What the task asks – Spot each line in the records below where the word "Eggs" occurs, then copy it.
*** Opening of Listed entries ***
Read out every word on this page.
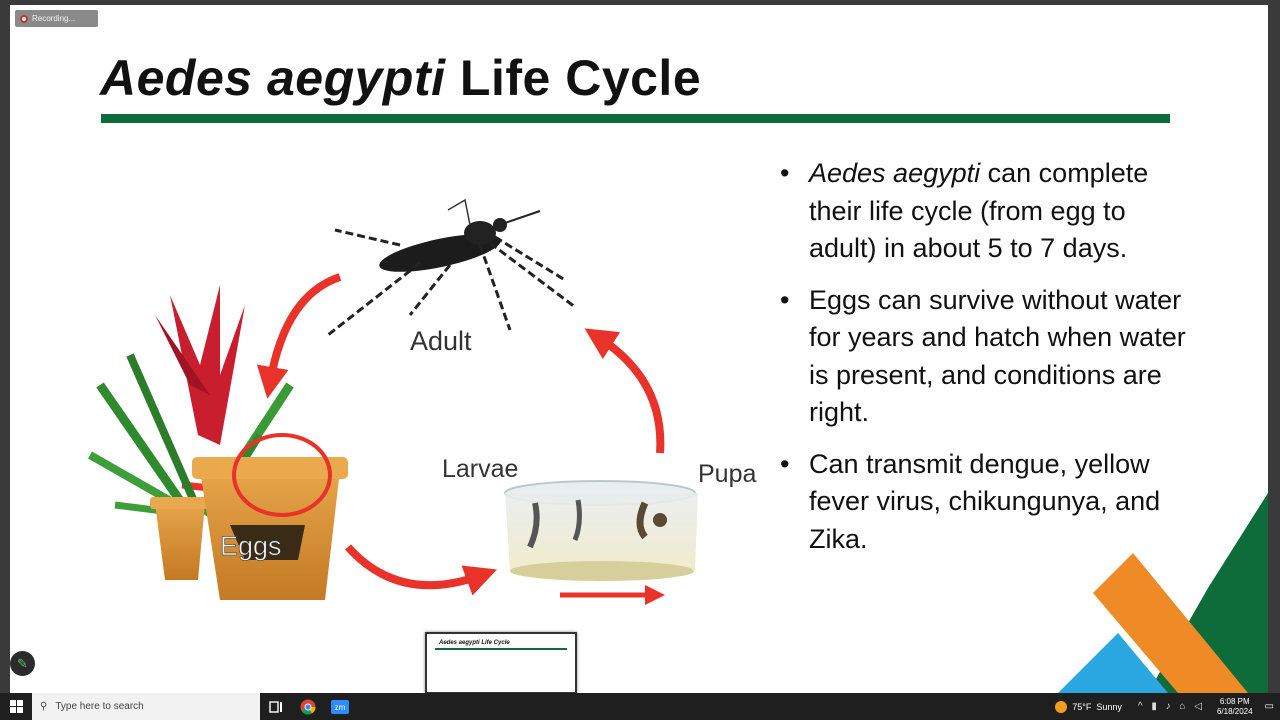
Recording...
Aedes aegypti Life Cycle
Adult
Eggs
Larvae	Pupa
• Aedes aegypti can complete their life cycle (from egg to adult) in about 5 to 7 days.
• Eggs can survive without water for years and hatch when water is present, and conditions are right.
• Can transmit dengue, yellow fever virus, chikungunya, and Zika.
Aedes aegypti Life Cycle
✎
⚲ Type here to search	zm	75°F Sunny ^ ▮ ♪ ⌂ ◁	6:08 PM
6/18/2024 ▭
*** Close of Listed entries ***
Written answer –
Eggs
• Eggs can survive without water for years and hatch when water is present, and conditions are right.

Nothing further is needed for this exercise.